(CONSIGNE)
Prolongez l'article consacré à la Jeanne d'Arc de Joseph Fabre à partir de sa dernière phrase.

Joseph Fabre ne cache pas sa filiation à l’oeuvre de Michelet : « Voici venir Michelet, l’Homère du peuple, le Delacroix de l’histoire, le chercheur perspicace, le grand évocateur » (p. 304).

Dans la continuité des travaux de Jules Quicherat : le souci de la source  (figure 5)



En parallèle des travaux de Michelet, un jeune chartiste, Jules Quicherat, qui a suivi les cours que Michelet donnait à la Sorbonne, est chargé en 1840 par la très officielle Société d’Histoire de France de préparer l’édition complète de tous les actes des deux procès de Jeanne d’Arc : le procès en condamnation de 1431 et le procès en réhabilitation de 1453. En 1849, ce sont cinq volumes de sources originales avec leur appareil critique qui ont déjà paru.
Joseph Fabre s’inscrit dans la continuité des travaux de Quicherat sur lesquels il s’appuie : il propose la première transcription intégrale en français des actes du procès en 1883.
Au tout début de l’ouvrage, il propose le fac-similé d’une lettre que Jeanne d’Arc adresse depuis le siège de la Charité-sur-Loire à la ville de Riom en Auvergne pour obtenir du soutien militaire, avec la signature de Jeanne d’Arc. Il dresse la transcription de cette lettre et mentionne explicitement les travaux de Quicherat qui a découvert cette lettre. On voit alors le souci d’enraciner sa pensée dans la source et donc de mener un travail précis et rigoureux, mais aussi le souci de porter les sources à la connaissance d’un lectorat élargi.
Joseph Fabre est donc l’héritier des travaux fondateurs de deux piliers de la connaissance autant que de la fabrication de Jeanne d’Arc au XIXe siècle.

Un ouvrage patriotique : « libératrice de la France », une Jeanne de la revanche ?

Michelet avait intitulé son ouvrage simplement Jeanne d’Arc. Joseph Fabre ajoute au sien un sous-titre : Jeanne d’Arc, libératrice de la France. (figure 6)


C’est qu’entre les deux biographies, il s’est produit un événement décisif : la défaite de la France face à la Prusse en 1870, qui ampute le territoire national de trois départements, l’Alsace et le nord de la Lorraine, la Moselle. A la crise militaire se conjuguent les troubles politiques avec la chute du Second Empire et les débuts difficiles d’une République qu’il reste à définir, éclaboussée par le sang de la Commune de Paris en mars 1871. Cette crise donne à la figure de Jeanne d’Arc une force renouvelée : elle incarnerait l’image de la résistance à l’envahisseur et l’espoir d’une revanche.

(MATÉRIEL PRÉSENTÉ)
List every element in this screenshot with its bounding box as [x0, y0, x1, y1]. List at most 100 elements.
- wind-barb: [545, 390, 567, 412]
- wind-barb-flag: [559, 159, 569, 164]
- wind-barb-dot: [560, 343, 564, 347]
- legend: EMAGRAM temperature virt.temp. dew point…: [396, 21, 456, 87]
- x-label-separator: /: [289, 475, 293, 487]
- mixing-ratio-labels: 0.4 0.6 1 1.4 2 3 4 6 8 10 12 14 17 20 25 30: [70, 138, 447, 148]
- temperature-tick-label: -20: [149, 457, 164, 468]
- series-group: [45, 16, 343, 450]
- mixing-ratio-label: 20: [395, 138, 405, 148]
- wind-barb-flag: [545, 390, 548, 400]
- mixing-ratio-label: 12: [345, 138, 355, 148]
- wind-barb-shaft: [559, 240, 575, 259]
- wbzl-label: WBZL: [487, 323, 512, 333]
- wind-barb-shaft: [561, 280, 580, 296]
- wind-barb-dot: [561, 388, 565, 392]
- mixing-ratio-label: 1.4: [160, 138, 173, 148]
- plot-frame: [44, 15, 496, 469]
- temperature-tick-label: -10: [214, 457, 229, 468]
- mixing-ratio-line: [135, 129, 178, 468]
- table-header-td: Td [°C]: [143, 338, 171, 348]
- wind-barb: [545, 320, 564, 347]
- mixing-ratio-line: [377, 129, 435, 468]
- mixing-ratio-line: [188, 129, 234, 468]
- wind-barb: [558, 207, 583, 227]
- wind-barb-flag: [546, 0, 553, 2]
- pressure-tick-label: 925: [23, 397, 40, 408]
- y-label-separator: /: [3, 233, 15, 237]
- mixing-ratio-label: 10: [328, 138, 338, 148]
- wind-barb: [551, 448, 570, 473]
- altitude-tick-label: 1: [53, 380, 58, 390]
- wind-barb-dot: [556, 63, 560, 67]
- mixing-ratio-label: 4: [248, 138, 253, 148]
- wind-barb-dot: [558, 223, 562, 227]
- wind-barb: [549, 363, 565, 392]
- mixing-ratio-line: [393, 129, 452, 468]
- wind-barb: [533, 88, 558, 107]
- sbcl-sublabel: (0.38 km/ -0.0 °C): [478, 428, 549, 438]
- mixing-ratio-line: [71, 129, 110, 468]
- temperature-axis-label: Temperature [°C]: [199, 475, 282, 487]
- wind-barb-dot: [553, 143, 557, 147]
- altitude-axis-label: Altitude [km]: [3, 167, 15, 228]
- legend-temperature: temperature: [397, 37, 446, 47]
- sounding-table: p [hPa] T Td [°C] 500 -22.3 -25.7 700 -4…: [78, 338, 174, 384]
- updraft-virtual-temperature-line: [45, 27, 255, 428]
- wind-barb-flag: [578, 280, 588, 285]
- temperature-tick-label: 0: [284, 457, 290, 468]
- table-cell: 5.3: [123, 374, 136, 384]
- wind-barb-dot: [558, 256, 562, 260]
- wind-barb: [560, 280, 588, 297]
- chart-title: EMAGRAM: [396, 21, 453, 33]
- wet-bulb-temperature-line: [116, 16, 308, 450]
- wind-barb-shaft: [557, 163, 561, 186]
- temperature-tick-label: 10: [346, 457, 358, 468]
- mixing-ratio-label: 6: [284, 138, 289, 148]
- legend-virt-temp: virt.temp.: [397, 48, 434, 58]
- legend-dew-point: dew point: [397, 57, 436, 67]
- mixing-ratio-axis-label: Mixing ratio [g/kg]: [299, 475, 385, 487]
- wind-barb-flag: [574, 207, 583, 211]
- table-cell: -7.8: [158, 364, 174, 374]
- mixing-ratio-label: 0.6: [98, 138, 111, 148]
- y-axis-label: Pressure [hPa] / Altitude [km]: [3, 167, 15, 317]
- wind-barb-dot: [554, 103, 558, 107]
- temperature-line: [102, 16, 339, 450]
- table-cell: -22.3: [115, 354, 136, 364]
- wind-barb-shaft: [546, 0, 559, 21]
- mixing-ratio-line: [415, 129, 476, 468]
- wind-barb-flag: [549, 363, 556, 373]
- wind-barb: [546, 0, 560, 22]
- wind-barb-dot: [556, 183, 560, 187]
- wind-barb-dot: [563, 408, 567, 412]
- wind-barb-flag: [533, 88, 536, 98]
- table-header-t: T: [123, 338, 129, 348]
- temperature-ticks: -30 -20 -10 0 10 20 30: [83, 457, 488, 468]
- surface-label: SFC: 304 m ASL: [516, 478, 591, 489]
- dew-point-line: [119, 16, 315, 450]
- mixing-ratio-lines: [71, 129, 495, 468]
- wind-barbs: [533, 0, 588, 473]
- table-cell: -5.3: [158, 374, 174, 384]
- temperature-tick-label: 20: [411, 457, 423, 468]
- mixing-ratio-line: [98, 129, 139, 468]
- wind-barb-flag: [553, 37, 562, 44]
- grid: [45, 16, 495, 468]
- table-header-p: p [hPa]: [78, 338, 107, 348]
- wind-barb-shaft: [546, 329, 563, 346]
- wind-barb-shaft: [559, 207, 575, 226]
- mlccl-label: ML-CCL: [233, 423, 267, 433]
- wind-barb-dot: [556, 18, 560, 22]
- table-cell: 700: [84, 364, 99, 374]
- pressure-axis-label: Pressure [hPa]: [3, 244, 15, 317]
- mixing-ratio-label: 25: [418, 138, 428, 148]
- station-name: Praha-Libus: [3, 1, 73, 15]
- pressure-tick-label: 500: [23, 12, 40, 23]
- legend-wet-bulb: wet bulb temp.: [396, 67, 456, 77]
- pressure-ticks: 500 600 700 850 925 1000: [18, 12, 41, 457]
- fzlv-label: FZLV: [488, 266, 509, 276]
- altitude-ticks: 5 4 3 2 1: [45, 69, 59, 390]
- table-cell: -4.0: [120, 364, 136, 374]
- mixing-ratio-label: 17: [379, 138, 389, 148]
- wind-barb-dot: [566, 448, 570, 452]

(RÉPONSE CI-DESSOUS)
L’auteur fait à plusieurs reprises l’analogie entre la France occupée par les Anglais et celle occupée par les Prussiens : « En parlant de leurs maux, ces bons Lorrains avaient les larmes aux yeux. Voisins des Allemands, ils n’en étaient que plus Français. C’est à ses frontières que la patrie est la plus aimée. » (partie I, chapitre II, p. 20). Dans un chapitre intitulé « La mémoire de Jeanne d’Arc » qui conclut la troisième partie, l’auteur s’adresse directement à Jeanne dont il exhorte à l’imitation : « Oh ! Souffle-nous cette grande pitié pour la patrie, cette haine profonde pour l’envahisseur, dont tu étais animée ! Souffle-nous cette foi qui soulève les montagnes ! Et alors, aux jours où la force devra repousser la force, nos jeunes filles armeront elles-mêmes nos jeunes gens ; nos vieillards encourageront de leurs bénédictions les soldats de la patrie ; nous sentirons grandir nos âmes ; nous combattrons en héros ; et, s’il le faut, les pierres se lèveront pour chasser l’étranger. » (p.224)
C’est bien un ouvrage qui s’inscrit dans l’esprit de revanche qui anime la république républicaine des années 1880. Notons que Fabre a écrit d’autres ouvrages sur les figures de libérateurs : les libérateurs antiques (Caton, Spartacus…) mais aussi Washington, libérateur de l’Amérique.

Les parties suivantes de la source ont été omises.